Interface dataset entries.
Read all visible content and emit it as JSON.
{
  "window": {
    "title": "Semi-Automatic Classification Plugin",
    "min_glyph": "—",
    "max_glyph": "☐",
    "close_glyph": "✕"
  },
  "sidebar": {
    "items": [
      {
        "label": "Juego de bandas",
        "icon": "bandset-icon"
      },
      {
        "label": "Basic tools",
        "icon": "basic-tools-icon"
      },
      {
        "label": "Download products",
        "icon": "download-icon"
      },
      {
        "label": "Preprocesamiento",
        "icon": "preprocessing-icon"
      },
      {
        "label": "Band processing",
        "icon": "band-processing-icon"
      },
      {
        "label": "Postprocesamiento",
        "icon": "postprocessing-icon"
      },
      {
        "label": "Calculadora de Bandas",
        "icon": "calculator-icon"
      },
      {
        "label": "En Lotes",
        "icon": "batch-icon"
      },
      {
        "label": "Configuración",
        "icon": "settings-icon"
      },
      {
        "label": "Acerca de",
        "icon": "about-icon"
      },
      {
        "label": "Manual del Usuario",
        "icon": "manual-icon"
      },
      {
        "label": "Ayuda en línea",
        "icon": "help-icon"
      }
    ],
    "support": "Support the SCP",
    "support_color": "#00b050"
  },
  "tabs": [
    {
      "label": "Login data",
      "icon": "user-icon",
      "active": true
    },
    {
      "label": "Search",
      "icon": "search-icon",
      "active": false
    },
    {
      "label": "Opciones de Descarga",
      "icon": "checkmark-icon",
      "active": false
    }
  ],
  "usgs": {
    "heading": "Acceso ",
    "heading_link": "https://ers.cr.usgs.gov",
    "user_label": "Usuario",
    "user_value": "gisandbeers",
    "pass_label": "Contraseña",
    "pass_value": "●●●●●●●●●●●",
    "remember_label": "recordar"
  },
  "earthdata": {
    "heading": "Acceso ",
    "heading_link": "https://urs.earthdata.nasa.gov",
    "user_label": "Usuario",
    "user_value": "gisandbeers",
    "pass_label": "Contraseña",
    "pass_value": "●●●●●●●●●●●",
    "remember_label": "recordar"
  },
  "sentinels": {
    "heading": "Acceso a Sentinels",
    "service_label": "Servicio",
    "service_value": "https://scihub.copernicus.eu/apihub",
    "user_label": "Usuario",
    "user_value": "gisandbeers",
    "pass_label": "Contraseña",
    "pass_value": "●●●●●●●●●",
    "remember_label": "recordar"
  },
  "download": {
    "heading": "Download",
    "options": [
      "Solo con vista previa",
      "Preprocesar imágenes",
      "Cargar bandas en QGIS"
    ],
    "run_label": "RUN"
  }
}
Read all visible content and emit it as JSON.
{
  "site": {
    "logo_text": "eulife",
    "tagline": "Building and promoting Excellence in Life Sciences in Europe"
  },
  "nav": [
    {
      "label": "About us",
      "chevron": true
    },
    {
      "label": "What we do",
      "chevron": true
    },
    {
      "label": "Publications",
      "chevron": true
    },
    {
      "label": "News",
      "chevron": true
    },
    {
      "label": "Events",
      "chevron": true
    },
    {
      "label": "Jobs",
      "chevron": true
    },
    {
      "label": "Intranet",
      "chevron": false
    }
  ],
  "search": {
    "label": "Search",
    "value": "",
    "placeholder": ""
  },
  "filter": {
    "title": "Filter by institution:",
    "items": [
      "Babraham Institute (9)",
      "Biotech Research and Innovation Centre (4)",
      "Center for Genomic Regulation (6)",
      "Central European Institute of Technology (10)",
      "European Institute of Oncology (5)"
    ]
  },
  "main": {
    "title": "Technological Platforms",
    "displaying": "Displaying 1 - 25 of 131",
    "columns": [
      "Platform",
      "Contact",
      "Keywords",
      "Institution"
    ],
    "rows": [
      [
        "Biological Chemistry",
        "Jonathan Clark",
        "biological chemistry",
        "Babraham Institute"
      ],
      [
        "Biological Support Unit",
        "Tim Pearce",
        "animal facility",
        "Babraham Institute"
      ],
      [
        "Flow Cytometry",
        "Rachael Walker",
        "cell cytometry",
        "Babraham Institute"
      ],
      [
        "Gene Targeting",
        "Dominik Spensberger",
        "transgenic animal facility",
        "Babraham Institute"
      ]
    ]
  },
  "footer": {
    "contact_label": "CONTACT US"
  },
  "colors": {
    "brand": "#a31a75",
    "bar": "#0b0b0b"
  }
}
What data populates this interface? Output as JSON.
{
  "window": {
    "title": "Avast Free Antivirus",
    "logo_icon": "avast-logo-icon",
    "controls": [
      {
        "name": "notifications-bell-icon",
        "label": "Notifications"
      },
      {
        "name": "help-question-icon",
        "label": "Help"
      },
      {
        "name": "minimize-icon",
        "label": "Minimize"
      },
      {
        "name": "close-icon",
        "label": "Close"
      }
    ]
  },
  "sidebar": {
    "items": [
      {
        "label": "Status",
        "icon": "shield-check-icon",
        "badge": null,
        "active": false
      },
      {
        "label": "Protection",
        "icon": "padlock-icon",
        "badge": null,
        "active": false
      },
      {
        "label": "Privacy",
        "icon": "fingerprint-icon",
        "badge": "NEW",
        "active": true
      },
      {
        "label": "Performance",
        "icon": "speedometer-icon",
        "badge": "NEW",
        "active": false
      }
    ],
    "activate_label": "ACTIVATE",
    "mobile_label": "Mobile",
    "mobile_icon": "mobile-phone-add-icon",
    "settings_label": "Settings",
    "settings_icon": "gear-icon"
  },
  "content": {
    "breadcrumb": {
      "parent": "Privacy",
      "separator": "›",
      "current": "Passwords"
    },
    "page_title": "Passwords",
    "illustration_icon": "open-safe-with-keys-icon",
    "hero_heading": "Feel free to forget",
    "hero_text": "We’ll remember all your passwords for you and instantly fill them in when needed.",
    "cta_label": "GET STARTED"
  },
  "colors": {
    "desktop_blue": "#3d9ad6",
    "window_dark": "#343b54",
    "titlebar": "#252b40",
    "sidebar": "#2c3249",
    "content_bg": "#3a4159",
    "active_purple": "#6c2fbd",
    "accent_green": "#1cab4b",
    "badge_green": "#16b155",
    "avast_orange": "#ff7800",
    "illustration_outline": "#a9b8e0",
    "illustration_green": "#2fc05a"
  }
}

Prompt.
The records above are to be copied in full, exactly as written.

Written solution.
Read all visible content and emit it as JSON.
{
  "window": {
    "title": "Semi-Automatic Classification Plugin",
    "min_glyph": "—",
    "max_glyph": "☐",
    "close_glyph": "✕"
  },
  "sidebar": {
    "items": [
      {
        "label": "Juego de bandas",
        "icon": "bandset-icon"
      },
      {
        "label": "Basic tools",
        "icon": "basic-tools-icon"
      },
      {
        "label": "Download products",
        "icon": "download-icon"
      },
      {
        "label": "Preprocesamiento",
        "icon": "preprocessing-icon"
      },
      {
        "label": "Band processing",
        "icon": "band-processing-icon"
      },
      {
        "label": "Postprocesamiento",
        "icon": "postprocessing-icon"
      },
      {
        "label": "Calculadora de Bandas",
        "icon": "calculator-icon"
      },
      {
        "label": "En Lotes",
        "icon": "batch-icon"
      },
      {
        "label": "Configuración",
        "icon": "settings-icon"
      },
      {
        "label": "Acerca de",
        "icon": "about-icon"
      },
      {
        "label": "Manual del Usuario",
        "icon": "manual-icon"
      },
      {
        "label": "Ayuda en línea",
        "icon": "help-icon"
      }
    ],
    "support": "Support the SCP",
    "support_color": "#00b050"
  },
  "tabs": [
    {
      "label": "Login data",
      "icon": "user-icon",
      "active": true
    },
    {
      "label": "Search",
      "icon": "search-icon",
      "active": false
    },
    {
      "label": "Opciones de Descarga",
      "icon": "checkmark-icon",
      "active": false
    }
  ],
  "usgs": {
    "heading": "Acceso ",
    "heading_link": "https://ers.cr.usgs.gov",
    "user_label": "Usuario",
    "user_value": "gisandbeers",
    "pass_label": "Contraseña",
    "pass_value": "●●●●●●●●●●●",
    "remember_label": "recordar"
  },
  "earthdata": {
    "heading": "Acceso ",
    "heading_link": "https://urs.earthdata.nasa.gov",
    "user_label": "Usuario",
    "user_value": "gisandbeers",
    "pass_label": "Contraseña",
    "pass_value": "●●●●●●●●●●●",
    "remember_label": "recordar"
  },
  "sentinels": {
    "heading": "Acceso a Sentinels",
    "service_label": "Servicio",
    "service_value": "https://scihub.copernicus.eu/apihub",
    "user_label": "Usuario",
    "user_value": "gisandbeers",
    "pass_label": "Contraseña",
    "pass_value": "●●●●●●●●●",
    "remember_label": "recordar"
  },
  "download": {
    "heading": "Download",
    "options": [
      "Solo con vista previa",
      "Preprocesar imágenes",
      "Cargar bandas en QGIS"
    ],
    "run_label": "RUN"
  }
}
Read all visible content and emit it as JSON.
{
  "site": {
    "logo_text": "eulife",
    "tagline": "Building and promoting Excellence in Life Sciences in Europe"
  },
  "nav": [
    {
      "label": "About us",
      "chevron": true
    },
    {
      "label": "What we do",
      "chevron": true
    },
    {
      "label": "Publications",
      "chevron": true
    },
    {
      "label": "News",
      "chevron": true
    },
    {
      "label": "Events",
      "chevron": true
    },
    {
      "label": "Jobs",
      "chevron": true
    },
    {
      "label": "Intranet",
      "chevron": false
    }
  ],
  "search": {
    "label": "Search",
    "value": "",
    "placeholder": ""
  },
  "filter": {
    "title": "Filter by institution:",
    "items": [
      "Babraham Institute (9)",
      "Biotech Research and Innovation Centre (4)",
      "Center for Genomic Regulation (6)",
      "Central European Institute of Technology (10)",
      "European Institute of Oncology (5)"
    ]
  },
  "main": {
    "title": "Technological Platforms",
    "displaying": "Displaying 1 - 25 of 131",
    "columns": [
      "Platform",
      "Contact",
      "Keywords",
      "Institution"
    ],
    "rows": [
      [
        "Biological Chemistry",
        "Jonathan Clark",
        "biological chemistry",
        "Babraham Institute"
      ],
      [
        "Biological Support Unit",
        "Tim Pearce",
        "animal facility",
        "Babraham Institute"
      ],
      [
        "Flow Cytometry",
        "Rachael Walker",
        "cell cytometry",
        "Babraham Institute"
      ],
      [
        "Gene Targeting",
        "Dominik Spensberger",
        "transgenic animal facility",
        "Babraham Institute"
      ]
    ]
  },
  "footer": {
    "contact_label": "CONTACT US"
  },
  "colors": {
    "brand": "#a31a75",
    "bar": "#0b0b0b"
  }
}
What data populates this interface? Output as JSON.
{
  "window": {
    "title": "Avast Free Antivirus",
    "logo_icon": "avast-logo-icon",
    "controls": [
      {
        "name": "notifications-bell-icon",
        "label": "Notifications"
      },
      {
        "name": "help-question-icon",
        "label": "Help"
      },
      {
        "name": "minimize-icon",
        "label": "Minimize"
      },
      {
        "name": "close-icon",
        "label": "Close"
      }
    ]
  },
  "sidebar": {
    "items": [
      {
        "label": "Status",
        "icon": "shield-check-icon",
        "badge": null,
        "active": false
      },
      {
        "label": "Protection",
        "icon": "padlock-icon",
        "badge": null,
        "active": false
      },
      {
        "label": "Privacy",
        "icon": "fingerprint-icon",
        "badge": "NEW",
        "active": true
      },
      {
        "label": "Performance",
        "icon": "speedometer-icon",
        "badge": "NEW",
        "active": false
      }
    ],
    "activate_label": "ACTIVATE",
    "mobile_label": "Mobile",
    "mobile_icon": "mobile-phone-add-icon",
    "settings_label": "Settings",
    "settings_icon": "gear-icon"
  },
  "content": {
    "breadcrumb": {
      "parent": "Privacy",
      "separator": "›",
      "current": "Passwords"
    },
    "page_title": "Passwords",
    "illustration_icon": "open-safe-with-keys-icon",
    "hero_heading": "Feel free to forget",
    "hero_text": "We’ll remember all your passwords for you and instantly fill them in when needed.",
    "cta_label": "GET STARTED"
  },
  "colors": {
    "desktop_blue": "#3d9ad6",
    "window_dark": "#343b54",
    "titlebar": "#252b40",
    "sidebar": "#2c3249",
    "content_bg": "#3a4159",
    "active_purple": "#6c2fbd",
    "accent_green": "#1cab4b",
    "badge_green": "#16b155",
    "avast_orange": "#ff7800",
    "illustration_outline": "#a9b8e0",
    "illustration_green": "#2fc05a"
  }
}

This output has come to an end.